**EXERCISE INSTRUCTIONS:**
Keep only those lines of the records that include the string "Burnout".
___ INFORMATION GIVEN
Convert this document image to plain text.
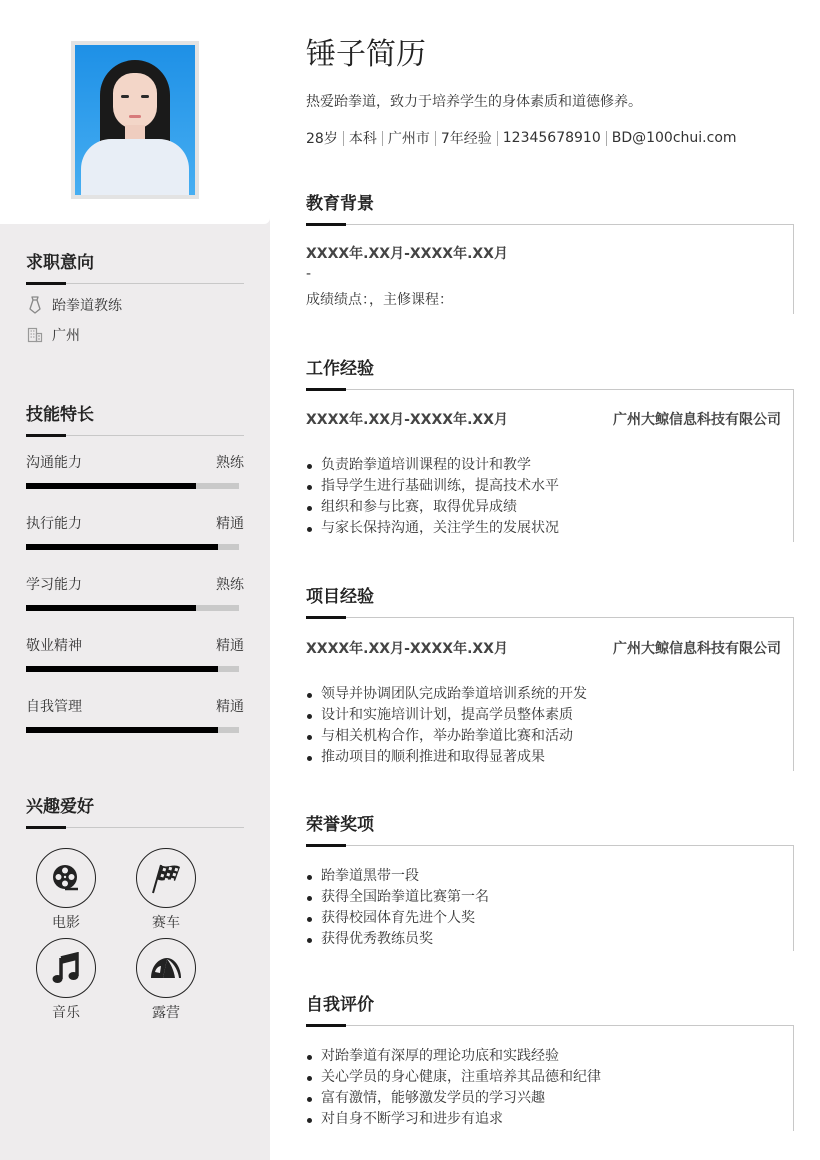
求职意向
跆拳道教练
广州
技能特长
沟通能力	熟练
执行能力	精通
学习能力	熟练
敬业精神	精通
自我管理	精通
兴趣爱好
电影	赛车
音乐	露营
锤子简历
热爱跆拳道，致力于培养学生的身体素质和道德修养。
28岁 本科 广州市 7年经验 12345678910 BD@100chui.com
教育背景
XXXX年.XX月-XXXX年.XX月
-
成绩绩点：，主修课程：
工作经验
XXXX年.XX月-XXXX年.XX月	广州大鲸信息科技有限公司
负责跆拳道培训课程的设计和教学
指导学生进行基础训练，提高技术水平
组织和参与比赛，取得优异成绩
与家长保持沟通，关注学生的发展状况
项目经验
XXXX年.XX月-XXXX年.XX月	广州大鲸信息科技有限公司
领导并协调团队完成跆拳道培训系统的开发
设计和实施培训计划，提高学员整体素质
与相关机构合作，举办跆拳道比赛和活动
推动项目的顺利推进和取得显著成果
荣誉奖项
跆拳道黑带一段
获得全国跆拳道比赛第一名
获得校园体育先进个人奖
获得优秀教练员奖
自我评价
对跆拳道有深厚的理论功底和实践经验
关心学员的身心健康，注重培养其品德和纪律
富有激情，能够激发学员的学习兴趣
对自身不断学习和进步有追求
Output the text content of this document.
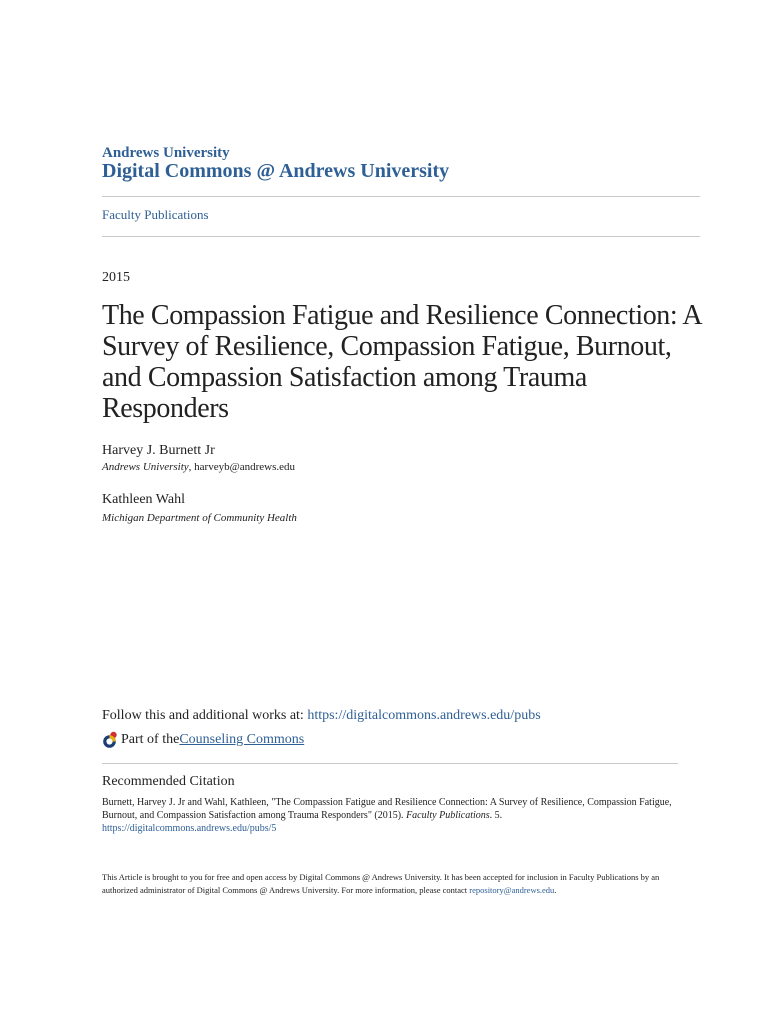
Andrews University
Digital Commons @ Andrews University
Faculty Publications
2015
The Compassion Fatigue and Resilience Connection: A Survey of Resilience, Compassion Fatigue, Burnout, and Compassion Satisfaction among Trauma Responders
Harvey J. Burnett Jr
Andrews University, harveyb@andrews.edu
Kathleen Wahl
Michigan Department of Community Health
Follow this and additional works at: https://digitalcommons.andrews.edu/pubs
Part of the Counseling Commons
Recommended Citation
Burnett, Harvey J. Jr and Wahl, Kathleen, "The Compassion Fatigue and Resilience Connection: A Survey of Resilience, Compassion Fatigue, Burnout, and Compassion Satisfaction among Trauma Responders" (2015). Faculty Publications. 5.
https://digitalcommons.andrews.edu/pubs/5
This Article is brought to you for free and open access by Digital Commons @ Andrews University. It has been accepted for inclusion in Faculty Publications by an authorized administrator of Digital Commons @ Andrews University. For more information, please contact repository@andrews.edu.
______
**RESULT OF THE TASK:**
The Compassion Fatigue and Resilience Connection: A Survey of Resilience, Compassion Fatigue, Burnout, and Compassion Satisfaction among Trauma Responders
Burnett, Harvey J. Jr and Wahl, Kathleen, "The Compassion Fatigue and Resilience Connection: A Survey of Resilience, Compassion Fatigue, Burnout, and Compassion Satisfaction among Trauma Responders" (2015). Faculty Publications. 5.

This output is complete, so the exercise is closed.